Reproduce the records below verbatim, line for line, and omit any picture.

>> Begin SOURCE MATERIAL

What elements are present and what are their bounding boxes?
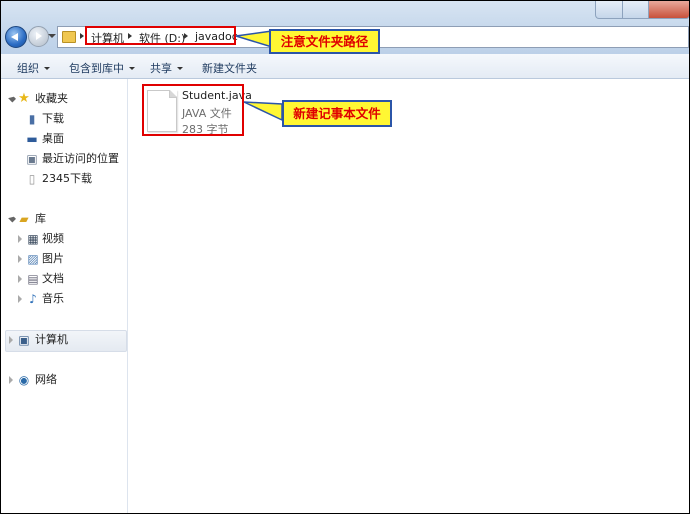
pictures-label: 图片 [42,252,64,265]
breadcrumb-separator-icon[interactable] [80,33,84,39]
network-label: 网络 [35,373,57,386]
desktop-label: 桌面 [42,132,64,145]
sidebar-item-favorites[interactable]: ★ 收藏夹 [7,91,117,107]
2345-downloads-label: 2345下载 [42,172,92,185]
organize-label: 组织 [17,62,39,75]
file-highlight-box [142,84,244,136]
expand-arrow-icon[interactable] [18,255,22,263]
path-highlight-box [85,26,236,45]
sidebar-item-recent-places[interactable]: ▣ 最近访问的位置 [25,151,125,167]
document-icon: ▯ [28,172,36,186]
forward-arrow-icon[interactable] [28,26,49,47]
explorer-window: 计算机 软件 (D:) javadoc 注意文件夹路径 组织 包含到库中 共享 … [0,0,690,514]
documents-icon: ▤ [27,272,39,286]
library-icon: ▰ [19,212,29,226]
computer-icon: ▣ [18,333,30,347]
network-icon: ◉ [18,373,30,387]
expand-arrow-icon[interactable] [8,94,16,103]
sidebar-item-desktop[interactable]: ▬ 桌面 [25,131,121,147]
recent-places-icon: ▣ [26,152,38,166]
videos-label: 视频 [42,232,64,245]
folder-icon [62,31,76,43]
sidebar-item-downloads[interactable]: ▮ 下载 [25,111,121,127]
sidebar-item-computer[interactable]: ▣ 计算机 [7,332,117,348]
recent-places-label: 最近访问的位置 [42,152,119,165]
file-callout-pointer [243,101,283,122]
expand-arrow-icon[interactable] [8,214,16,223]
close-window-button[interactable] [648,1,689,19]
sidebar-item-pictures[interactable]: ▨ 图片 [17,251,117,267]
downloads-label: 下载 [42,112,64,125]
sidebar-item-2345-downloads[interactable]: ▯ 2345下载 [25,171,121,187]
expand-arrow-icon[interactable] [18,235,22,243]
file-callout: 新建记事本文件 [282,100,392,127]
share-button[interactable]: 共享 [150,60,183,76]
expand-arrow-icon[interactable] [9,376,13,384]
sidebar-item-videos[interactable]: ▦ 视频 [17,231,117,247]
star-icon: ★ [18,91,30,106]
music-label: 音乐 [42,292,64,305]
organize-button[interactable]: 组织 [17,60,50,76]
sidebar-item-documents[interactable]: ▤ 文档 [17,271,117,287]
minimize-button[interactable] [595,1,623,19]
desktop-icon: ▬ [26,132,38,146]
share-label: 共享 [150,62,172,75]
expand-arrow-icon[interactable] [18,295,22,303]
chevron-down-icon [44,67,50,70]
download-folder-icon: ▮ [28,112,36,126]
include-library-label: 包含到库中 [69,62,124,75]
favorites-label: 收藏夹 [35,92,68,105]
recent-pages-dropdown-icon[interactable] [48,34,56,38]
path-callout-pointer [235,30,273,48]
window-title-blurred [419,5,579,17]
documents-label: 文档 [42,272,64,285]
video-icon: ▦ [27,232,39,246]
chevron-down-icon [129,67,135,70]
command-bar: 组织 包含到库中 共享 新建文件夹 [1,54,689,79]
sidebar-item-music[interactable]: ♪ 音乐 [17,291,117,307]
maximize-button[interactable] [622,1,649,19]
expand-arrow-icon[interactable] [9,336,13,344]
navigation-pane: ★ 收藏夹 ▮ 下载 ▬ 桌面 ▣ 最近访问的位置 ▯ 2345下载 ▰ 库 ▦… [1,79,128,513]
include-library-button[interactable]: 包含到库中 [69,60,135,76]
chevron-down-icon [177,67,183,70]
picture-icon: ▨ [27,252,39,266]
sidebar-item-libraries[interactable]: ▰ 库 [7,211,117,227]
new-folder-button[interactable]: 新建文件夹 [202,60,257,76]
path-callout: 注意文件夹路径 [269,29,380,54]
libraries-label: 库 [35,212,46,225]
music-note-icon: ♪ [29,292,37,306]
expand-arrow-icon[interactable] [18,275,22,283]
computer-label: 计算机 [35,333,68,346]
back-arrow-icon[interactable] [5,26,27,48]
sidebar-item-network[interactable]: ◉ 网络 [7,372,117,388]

>> End SOURCE MATERIAL

§ COMPLETE ANSWER
What elements are present and what are their bounding boxes?
pictures-label: 图片 [42,252,64,265]
breadcrumb-separator-icon[interactable] [80,33,84,39]
network-label: 网络 [35,373,57,386]
desktop-label: 桌面 [42,132,64,145]
sidebar-item-favorites[interactable]: ★ 收藏夹 [7,91,117,107]
2345-downloads-label: 2345下载 [42,172,92,185]
organize-label: 组织 [17,62,39,75]
file-highlight-box [142,84,244,136]
expand-arrow-icon[interactable] [18,255,22,263]
path-highlight-box [85,26,236,45]
sidebar-item-recent-places[interactable]: ▣ 最近访问的位置 [25,151,125,167]
document-icon: ▯ [28,172,36,186]
forward-arrow-icon[interactable] [28,26,49,47]
explorer-window: 计算机 软件 (D:) javadoc 注意文件夹路径 组织 包含到库中 共享 … [0,0,690,514]
documents-icon: ▤ [27,272,39,286]
library-icon: ▰ [19,212,29,226]
computer-icon: ▣ [18,333,30,347]
network-icon: ◉ [18,373,30,387]
expand-arrow-icon[interactable] [8,94,16,103]
sidebar-item-desktop[interactable]: ▬ 桌面 [25,131,121,147]
recent-places-icon: ▣ [26,152,38,166]
videos-label: 视频 [42,232,64,245]
folder-icon [62,31,76,43]
sidebar-item-downloads[interactable]: ▮ 下载 [25,111,121,127]
sidebar-item-computer[interactable]: ▣ 计算机 [7,332,117,348]
recent-places-label: 最近访问的位置 [42,152,119,165]
file-callout-pointer [243,101,283,122]
expand-arrow-icon[interactable] [8,214,16,223]
close-window-button[interactable] [648,1,689,19]
sidebar-item-pictures[interactable]: ▨ 图片 [17,251,117,267]
downloads-label: 下载 [42,112,64,125]
sidebar-item-2345-downloads[interactable]: ▯ 2345下载 [25,171,121,187]
expand-arrow-icon[interactable] [18,235,22,243]
file-callout: 新建记事本文件 [282,100,392,127]
share-button[interactable]: 共享 [150,60,183,76]
expand-arrow-icon[interactable] [9,376,13,384]
sidebar-item-videos[interactable]: ▦ 视频 [17,231,117,247]
star-icon: ★ [18,91,30,106]
music-label: 音乐 [42,292,64,305]
organize-button[interactable]: 组织 [17,60,50,76]
sidebar-item-documents[interactable]: ▤ 文档 [17,271,117,287]
minimize-button[interactable] [595,1,623,19]
desktop-icon: ▬ [26,132,38,146]
share-label: 共享 [150,62,172,75]
expand-arrow-icon[interactable] [18,295,22,303]
chevron-down-icon [44,67,50,70]
download-folder-icon: ▮ [28,112,36,126]
include-library-label: 包含到库中 [69,62,124,75]
favorites-label: 收藏夹 [35,92,68,105]
recent-pages-dropdown-icon[interactable] [48,34,56,38]
path-callout-pointer [235,30,273,48]
window-title-blurred [419,5,579,17]
documents-label: 文档 [42,272,64,285]
video-icon: ▦ [27,232,39,246]
chevron-down-icon [129,67,135,70]
command-bar: 组织 包含到库中 共享 新建文件夹 [1,54,689,79]
sidebar-item-music[interactable]: ♪ 音乐 [17,291,117,307]
maximize-button[interactable] [622,1,649,19]
expand-arrow-icon[interactable] [9,336,13,344]
navigation-pane: ★ 收藏夹 ▮ 下载 ▬ 桌面 ▣ 最近访问的位置 ▯ 2345下载 ▰ 库 ▦… [1,79,128,513]
include-library-button[interactable]: 包含到库中 [69,60,135,76]
chevron-down-icon [177,67,183,70]
picture-icon: ▨ [27,252,39,266]
sidebar-item-libraries[interactable]: ▰ 库 [7,211,117,227]
new-folder-button[interactable]: 新建文件夹 [202,60,257,76]
path-callout: 注意文件夹路径 [269,29,380,54]
libraries-label: 库 [35,212,46,225]
music-note-icon: ♪ [29,292,37,306]
expand-arrow-icon[interactable] [18,275,22,283]
computer-label: 计算机 [35,333,68,346]
back-arrow-icon[interactable] [5,26,27,48]
sidebar-item-network[interactable]: ◉ 网络 [7,372,117,388]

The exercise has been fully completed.